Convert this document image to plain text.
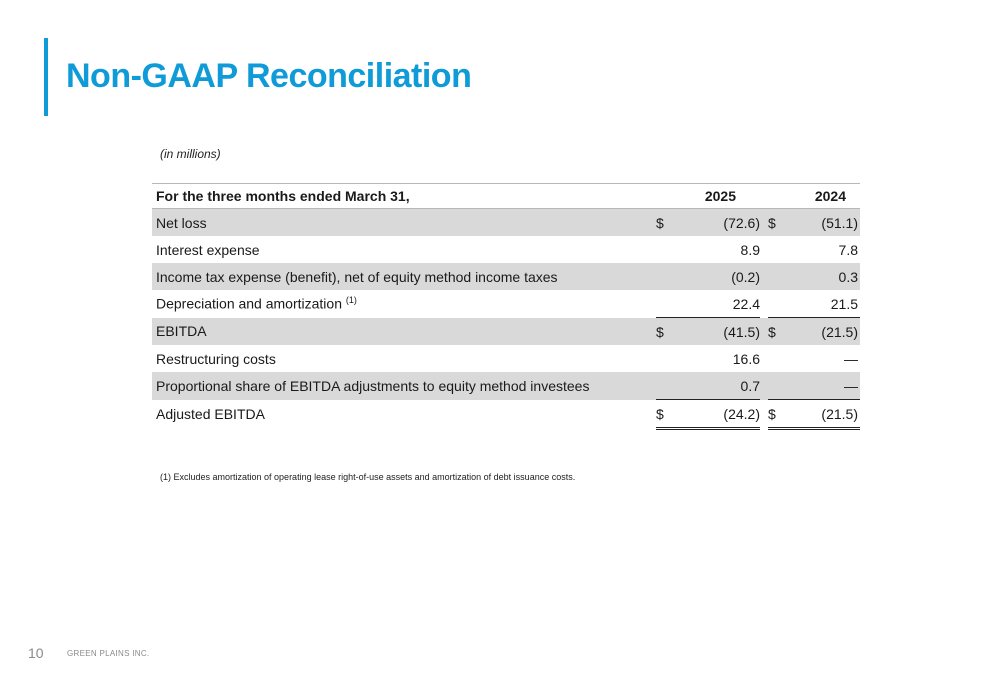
Non-GAAP Reconciliation
(in millions)
For the three months ended March 31,			2025			2024
Net loss		$	(72.6)		$	(51.1)
Interest expense			8.9			7.8
Income tax expense (benefit), net of equity method income taxes			(0.2)			0.3
Depreciation and amortization $^{(1)}$			22.4			21.5
EBITDA		$	(41.5)		$	(21.5)
Restructuring costs			16.6			—
Proportional share of EBITDA adjustments to equity method investees			0.7			—
Adjusted EBITDA		$	(24.2)		$	(21.5)
(1) Excludes amortization of operating lease right-of-use assets and amortization of debt issuance costs.
10	GREEN PLAINS INC.
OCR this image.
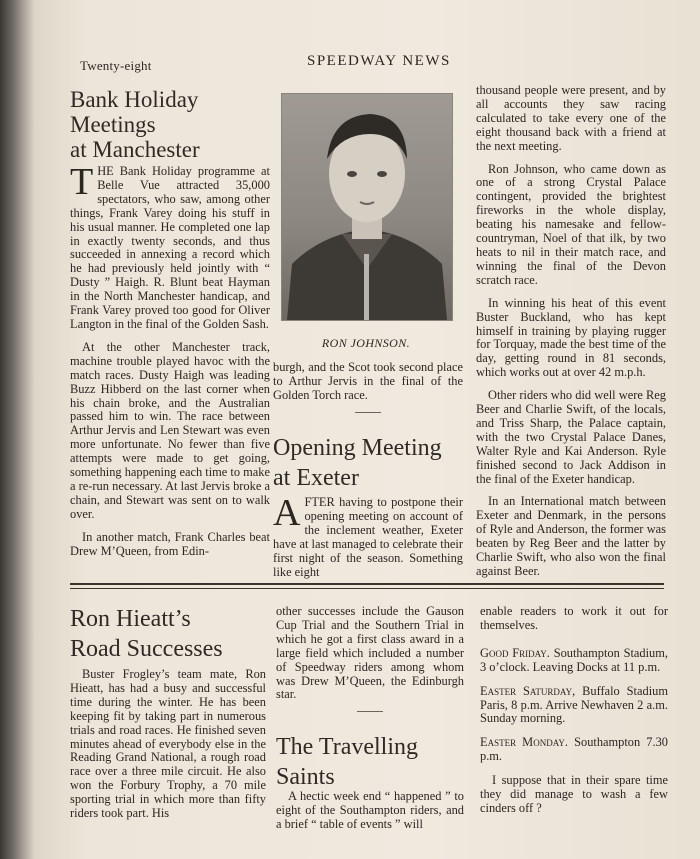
Twenty-eight	SPEEDWAY NEWS
Bank Holiday
Meetings
at Manchester

THE Bank Holiday programme at Belle Vue attracted 35,000 spectators, who saw, among other things, Frank Varey doing his stuff in his usual manner. He completed one lap in exactly twenty seconds, and thus succeeded in annexing a record which he had previously held jointly with “ Dusty ” Haigh. R. Blunt beat Hayman in the North Manchester handicap, and Frank Varey proved too good for Oliver Langton in the final of the Golden Sash.

At the other Manchester track, machine trouble played havoc with the match races. Dusty Haigh was leading Buzz Hibberd on the last corner when his chain broke, and the Australian passed him to win. The race between Arthur Jervis and Len Stewart was even more unfortunate. No fewer than five attempts were made to get going, something happening each time to make a re-run necessary. At last Jervis broke a chain, and Stewart was sent on to walk over.

In another match, Frank Charles beat Drew M’Queen, from Edin-

RON JOHNSON.

burgh, and the Scot took second place to Arthur Jervis in the final of the Golden Torch race.

Opening Meeting
at Exeter

AFTER having to postpone their opening meeting on account of the inclement weather, Exeter have at last managed to celebrate their first night of the season. Something like eight

thousand people were present, and by all accounts they saw racing calculated to take every one of the eight thousand back with a friend at the next meeting.

Ron Johnson, who came down as one of a strong Crystal Palace contingent, provided the brightest fireworks in the whole display, beating his namesake and fellow-countryman, Noel of that ilk, by two heats to nil in their match race, and winning the final of the Devon scratch race.

In winning his heat of this event Buster Buckland, who has kept himself in training by playing rugger for Torquay, made the best time of the day, getting round in 81 seconds, which works out at over 42 m.p.h.

Other riders who did well were Reg Beer and Charlie Swift, of the locals, and Triss Sharp, the Palace captain, with the two Crystal Palace Danes, Walter Ryle and Kai Anderson. Ryle finished second to Jack Addison in the final of the Exeter handicap.

In an International match between Exeter and Denmark, in the persons of Ryle and Anderson, the former was beaten by Reg Beer and the latter by Charlie Swift, who also won the final against Beer.

Ron Hieatt’s
Road Successes

Buster Frogley’s team mate, Ron Hieatt, has had a busy and successful time during the winter. He has been keeping fit by taking part in numerous trials and road races. He finished seven minutes ahead of everybody else in the Reading Grand National, a rough road race over a three mile circuit. He also won the Forbury Trophy, a 70 mile sporting trial in which more than fifty riders took part. His

other successes include the Gauson Cup Trial and the Southern Trial in which he got a first class award in a large field which included a number of Speedway riders among whom was Drew M’Queen, the Edinburgh star.

The Travelling
Saints

A hectic week end “ happened ” to eight of the Southampton riders, and a brief “ table of events ” will

enable readers to work it out for themselves.

Good Friday. Southampton Stadium, 3 o’clock. Leaving Docks at 11 p.m.

Easter Saturday, Buffalo Stadium Paris, 8 p.m. Arrive Newhaven 2 a.m. Sunday morning.

Easter Monday. Southampton 7.30 p.m.

I suppose that in their spare time they did manage to wash a few cinders off ?
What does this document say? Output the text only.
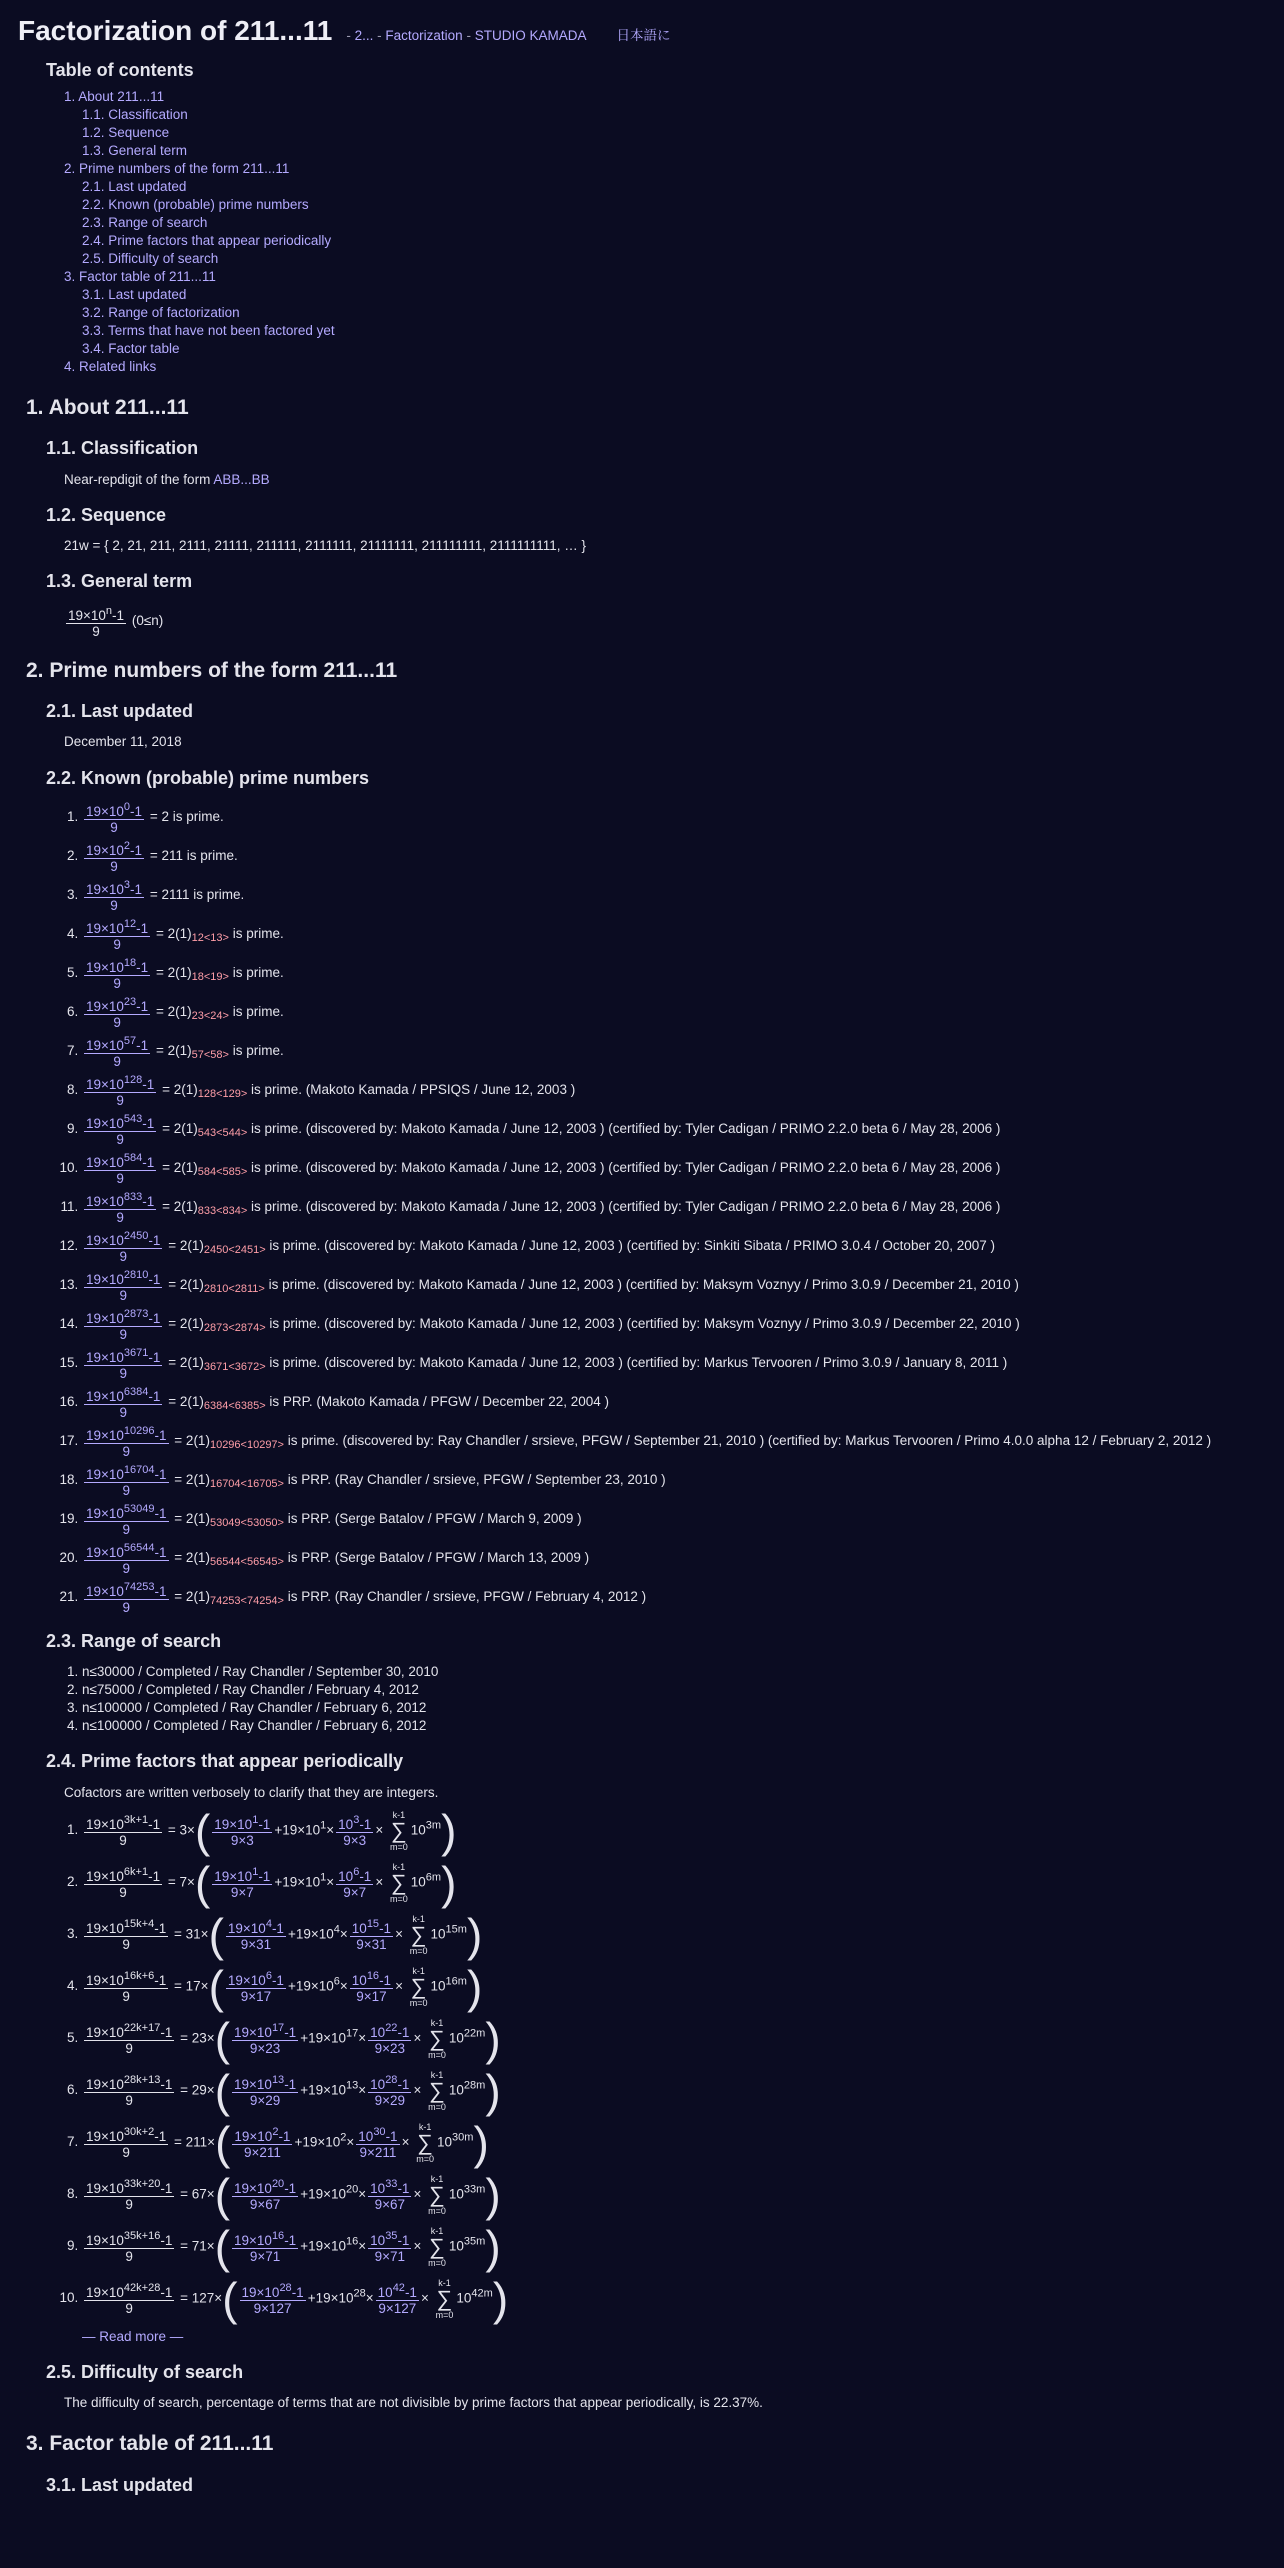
Factorization of 211...11 - 2... - Factorization - STUDIO KAMADA 日本語に
Table of contents
1. About 211...11
1.1. Classification
1.2. Sequence
1.3. General term
2. Prime numbers of the form 211...11
2.1. Last updated
2.2. Known (probable) prime numbers
2.3. Range of search
2.4. Prime factors that appear periodically
2.5. Difficulty of search
3. Factor table of 211...11
3.1. Last updated
3.2. Range of factorization
3.3. Terms that have not been factored yet
3.4. Factor table
4. Related links
1. About 211...11
1.1. Classification
Near-repdigit of the form ABB...BB
1.2. Sequence
21w = { 2, 21, 211, 2111, 21111, 211111, 2111111, 21111111, 211111111, 2111111111, … }
1.3. General term
$\frac{19\times 10^n-1}{9} (0\le n)$
2. Prime numbers of the form 211...11
2.1. Last updated
December 11, 2018
2.2. Known (probable) prime numbers
1. $\frac{19\times 10^0-1}{9} = 2$ is prime.
2. $\frac{19\times 10^2-1}{9} = 211$ is prime.
3. $\frac{19\times 10^3-1}{9} = 2111$ is prime.
4. $\frac{19\times 10^{12}-1}{9} = 2(1)_{12<13>}$ is prime.
5. $\frac{19\times 10^{18}-1}{9} = 2(1)_{18<19>}$ is prime.
6. $\frac{19\times 10^{23}-1}{9} = 2(1)_{23<24>}$ is prime.
7. $\frac{19\times 10^{57}-1}{9} = 2(1)_{57<58>}$ is prime.
8. $\frac{19\times 10^{128}-1}{9} = 2(1)_{128<129>}$ is prime. (Makoto Kamada / PPSIQS / June 12, 2003 )
9. $\frac{19\times 10^{543}-1}{9} = 2(1)_{543<544>}$ is prime. (discovered by: Makoto Kamada / June 12, 2003 ) (certified by: Tyler Cadigan / PRIMO 2.2.0 beta 6 / May 28, 2006 )
10. $\frac{19\times 10^{584}-1}{9} = 2(1)_{584<585>}$ is prime. (discovered by: Makoto Kamada / June 12, 2003 ) (certified by: Tyler Cadigan / PRIMO 2.2.0 beta 6 / May 28, 2006 )
11. $\frac{19\times 10^{833}-1}{9} = 2(1)_{833<834>}$ is prime. (discovered by: Makoto Kamada / June 12, 2003 ) (certified by: Tyler Cadigan / PRIMO 2.2.0 beta 6 / May 28, 2006 )
12. $\frac{19\times 10^{2450}-1}{9} = 2(1)_{2450<2451>}$ is prime. (discovered by: Makoto Kamada / June 12, 2003 ) (certified by: Sinkiti Sibata / PRIMO 3.0.4 / October 20, 2007 )
13. $\frac{19\times 10^{2810}-1}{9} = 2(1)_{2810<2811>}$ is prime. (discovered by: Makoto Kamada / June 12, 2003 ) (certified by: Maksym Voznyy / Primo 3.0.9 / December 21, 2010 )
14. $\frac{19\times 10^{2873}-1}{9} = 2(1)_{2873<2874>}$ is prime. (discovered by: Makoto Kamada / June 12, 2003 ) (certified by: Maksym Voznyy / Primo 3.0.9 / December 22, 2010 )
15. $\frac{19\times 10^{3671}-1}{9} = 2(1)_{3671<3672>}$ is prime. (discovered by: Makoto Kamada / June 12, 2003 ) (certified by: Markus Tervooren / Primo 3.0.9 / January 8, 2011 )
16. $\frac{19\times 10^{6384}-1}{9} = 2(1)_{6384<6385>}$ is PRP. (Makoto Kamada / PFGW / December 22, 2004 )
17. $\frac{19\times 10^{10296}-1}{9} = 2(1)_{10296<10297>}$ is prime. (discovered by: Ray Chandler / srsieve, PFGW / September 21, 2010 ) (certified by: Markus Tervooren / Primo 4.0.0 alpha 12 / February 2, 2012 )
18. $\frac{19\times 10^{16704}-1}{9} = 2(1)_{16704<16705>}$ is PRP. (Ray Chandler / srsieve, PFGW / September 23, 2010 )
19. $\frac{19\times 10^{53049}-1}{9} = 2(1)_{53049<53050>}$ is PRP. (Serge Batalov / PFGW / March 9, 2009 )
20. $\frac{19\times 10^{56544}-1}{9} = 2(1)_{56544<56545>}$ is PRP. (Serge Batalov / PFGW / March 13, 2009 )
21. $\frac{19\times 10^{74253}-1}{9} = 2(1)_{74253<74254>}$ is PRP. (Ray Chandler / srsieve, PFGW / February 4, 2012 )
2.3. Range of search
1. n≤30000 / Completed / Ray Chandler / September 30, 2010
2. n≤75000 / Completed / Ray Chandler / February 4, 2012
3. n≤100000 / Completed / Ray Chandler / February 6, 2012
4. n≤100000 / Completed / Ray Chandler / February 6, 2012
2.4. Prime factors that appear periodically
Cofactors are written verbosely to clarify that they are integers.
1. $\frac{19\times 10^{3k+1}-1}{9} = 3\times( \frac{19\times 10^1-1}{9\times 3} +19\times 10^1\times \frac{10^3-1}{9\times 3}$ ×
k-1
∑
m=0
$10^{3m}$)
2. $\frac{19\times 10^{6k+1}-1}{9} = 7\times( \frac{19\times 10^1-1}{9\times 7} +19\times 10^1\times \frac{10^6-1}{9\times 7}$ ×
k-1
∑
m=0
$10^{6m}$)
3. $\frac{19\times 10^{15k+4}-1}{9} = 31\times( \frac{19\times 10^4-1}{9\times 31} +19\times 10^4\times \frac{10^{15}-1}{9\times 31}$ ×
k-1
∑
m=0
$10^{15m}$)
4. $\frac{19\times 10^{16k+6}-1}{9} = 17\times( \frac{19\times 10^6-1}{9\times 17} +19\times 10^6\times \frac{10^{16}-1}{9\times 17}$ ×
k-1
∑
m=0
$10^{16m}$)
5. $\frac{19\times 10^{22k+17}-1}{9} = 23\times( \frac{19\times 10^{17}-1}{9\times 23} +19\times 10^{17}\times \frac{10^{22}-1}{9\times 23}$ ×
k-1
∑
m=0
$10^{22m}$)
6. $\frac{19\times 10^{28k+13}-1}{9} = 29\times( \frac{19\times 10^{13}-1}{9\times 29} +19\times 10^{13}\times \frac{10^{28}-1}{9\times 29}$ ×
k-1
∑
m=0
$10^{28m}$)
7. $\frac{19\times 10^{30k+2}-1}{9} = 211\times( \frac{19\times 10^2-1}{9\times 211} +19\times 10^2\times \frac{10^{30}-1}{9\times 211}$ ×
k-1
∑
m=0
$10^{30m}$)
8. $\frac{19\times 10^{33k+20}-1}{9} = 67\times( \frac{19\times 10^{20}-1}{9\times 67} +19\times 10^{20}\times \frac{10^{33}-1}{9\times 67}$ ×
k-1
∑
m=0
$10^{33m}$)
9. $\frac{19\times 10^{35k+16}-1}{9} = 71\times( \frac{19\times 10^{16}-1}{9\times 71} +19\times 10^{16}\times \frac{10^{35}-1}{9\times 71}$ ×
k-1
∑
m=0
$10^{35m}$)
10. $\frac{19\times 10^{42k+28}-1}{9} = 127\times( \frac{19\times 10^{28}-1}{9\times 127} +19\times 10^{28}\times \frac{10^{42}-1}{9\times 127}$ ×
k-1
∑
m=0
$10^{42m}$)
— Read more —
2.5. Difficulty of search
The difficulty of search, percentage of terms that are not divisible by prime factors that appear periodically, is 22.37%.
3. Factor table of 211...11
3.1. Last updated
*-*-*
# TASK PROMPT
Extract every line from the records above that contains the word "text".

# REPLY
Convert this document image to plain text.
What does this document say? Output the text only.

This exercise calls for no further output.